▶ _Record set_:
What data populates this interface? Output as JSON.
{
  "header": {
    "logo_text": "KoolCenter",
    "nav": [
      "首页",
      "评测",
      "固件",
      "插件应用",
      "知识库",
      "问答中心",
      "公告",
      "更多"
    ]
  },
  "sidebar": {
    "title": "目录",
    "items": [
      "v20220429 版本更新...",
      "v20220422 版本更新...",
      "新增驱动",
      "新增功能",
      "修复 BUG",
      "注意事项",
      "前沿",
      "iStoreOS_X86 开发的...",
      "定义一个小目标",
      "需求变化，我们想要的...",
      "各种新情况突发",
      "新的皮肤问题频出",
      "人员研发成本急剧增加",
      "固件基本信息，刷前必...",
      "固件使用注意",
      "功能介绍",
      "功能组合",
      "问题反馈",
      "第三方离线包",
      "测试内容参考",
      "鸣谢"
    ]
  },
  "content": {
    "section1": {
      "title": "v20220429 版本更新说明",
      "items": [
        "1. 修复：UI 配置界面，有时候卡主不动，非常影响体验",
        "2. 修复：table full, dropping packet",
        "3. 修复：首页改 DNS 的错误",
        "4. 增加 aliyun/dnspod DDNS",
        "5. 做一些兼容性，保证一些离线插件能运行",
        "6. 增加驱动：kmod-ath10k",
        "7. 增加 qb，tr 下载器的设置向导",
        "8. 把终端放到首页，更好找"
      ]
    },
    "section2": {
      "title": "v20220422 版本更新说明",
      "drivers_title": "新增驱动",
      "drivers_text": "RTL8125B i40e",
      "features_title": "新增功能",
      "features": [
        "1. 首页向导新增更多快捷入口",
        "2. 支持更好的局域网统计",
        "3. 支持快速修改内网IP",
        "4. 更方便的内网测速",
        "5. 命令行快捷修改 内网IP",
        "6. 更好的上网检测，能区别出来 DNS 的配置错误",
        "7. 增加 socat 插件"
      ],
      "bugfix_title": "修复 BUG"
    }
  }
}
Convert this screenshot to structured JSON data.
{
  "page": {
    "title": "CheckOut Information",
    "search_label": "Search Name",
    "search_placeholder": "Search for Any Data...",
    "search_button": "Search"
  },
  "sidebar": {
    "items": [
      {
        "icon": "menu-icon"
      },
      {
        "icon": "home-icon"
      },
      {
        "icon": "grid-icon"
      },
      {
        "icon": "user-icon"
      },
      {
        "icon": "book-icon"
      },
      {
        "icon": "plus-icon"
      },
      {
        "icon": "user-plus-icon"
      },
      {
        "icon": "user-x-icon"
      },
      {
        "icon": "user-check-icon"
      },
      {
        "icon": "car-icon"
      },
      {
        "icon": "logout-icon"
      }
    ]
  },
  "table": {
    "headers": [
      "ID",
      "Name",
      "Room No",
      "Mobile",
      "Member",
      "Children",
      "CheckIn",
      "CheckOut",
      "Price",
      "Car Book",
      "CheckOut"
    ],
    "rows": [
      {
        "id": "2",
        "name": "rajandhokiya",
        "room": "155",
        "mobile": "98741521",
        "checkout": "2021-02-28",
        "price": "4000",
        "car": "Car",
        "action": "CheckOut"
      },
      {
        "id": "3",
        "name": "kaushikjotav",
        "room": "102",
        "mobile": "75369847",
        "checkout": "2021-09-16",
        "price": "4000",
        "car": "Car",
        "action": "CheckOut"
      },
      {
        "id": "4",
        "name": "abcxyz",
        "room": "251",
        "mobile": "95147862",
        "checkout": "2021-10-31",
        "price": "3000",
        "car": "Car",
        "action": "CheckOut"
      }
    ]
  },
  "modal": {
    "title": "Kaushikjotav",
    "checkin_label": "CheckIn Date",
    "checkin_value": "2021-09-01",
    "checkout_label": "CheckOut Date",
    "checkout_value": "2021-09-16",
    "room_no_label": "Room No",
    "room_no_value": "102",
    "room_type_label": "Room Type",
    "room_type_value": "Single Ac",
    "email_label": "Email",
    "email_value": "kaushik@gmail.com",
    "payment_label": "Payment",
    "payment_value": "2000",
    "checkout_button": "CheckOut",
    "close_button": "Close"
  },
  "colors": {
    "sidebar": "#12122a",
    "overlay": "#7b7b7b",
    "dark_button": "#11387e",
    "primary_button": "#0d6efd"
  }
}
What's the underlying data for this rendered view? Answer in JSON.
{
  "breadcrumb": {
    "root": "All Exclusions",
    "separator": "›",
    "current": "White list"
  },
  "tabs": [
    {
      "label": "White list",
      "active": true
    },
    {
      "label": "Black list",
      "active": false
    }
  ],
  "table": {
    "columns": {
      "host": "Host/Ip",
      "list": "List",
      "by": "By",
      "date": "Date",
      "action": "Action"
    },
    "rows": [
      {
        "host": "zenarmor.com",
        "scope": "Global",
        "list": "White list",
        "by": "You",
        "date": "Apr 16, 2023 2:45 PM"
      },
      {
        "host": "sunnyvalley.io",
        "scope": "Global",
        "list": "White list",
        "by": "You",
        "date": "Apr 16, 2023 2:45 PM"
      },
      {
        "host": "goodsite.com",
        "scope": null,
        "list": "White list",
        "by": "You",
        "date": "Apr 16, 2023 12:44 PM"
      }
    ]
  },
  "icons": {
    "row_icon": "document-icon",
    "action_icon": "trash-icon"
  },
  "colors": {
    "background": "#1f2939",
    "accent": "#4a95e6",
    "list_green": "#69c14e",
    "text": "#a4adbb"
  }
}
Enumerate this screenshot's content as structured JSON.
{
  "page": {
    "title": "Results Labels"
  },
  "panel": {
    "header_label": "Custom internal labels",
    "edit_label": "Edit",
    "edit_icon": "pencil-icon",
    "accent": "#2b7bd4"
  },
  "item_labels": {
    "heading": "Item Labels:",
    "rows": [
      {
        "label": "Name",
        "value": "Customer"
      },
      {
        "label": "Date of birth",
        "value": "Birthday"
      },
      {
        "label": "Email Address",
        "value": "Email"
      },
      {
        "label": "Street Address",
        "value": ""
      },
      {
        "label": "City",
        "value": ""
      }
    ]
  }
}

▶ _Task to complete_: Consider the entries above and return each line with the string "user".

▶ _Problem solution_:
        "icon": "user-icon"
        "icon": "user-plus-icon"
        "icon": "user-x-icon"
        "icon": "user-check-icon"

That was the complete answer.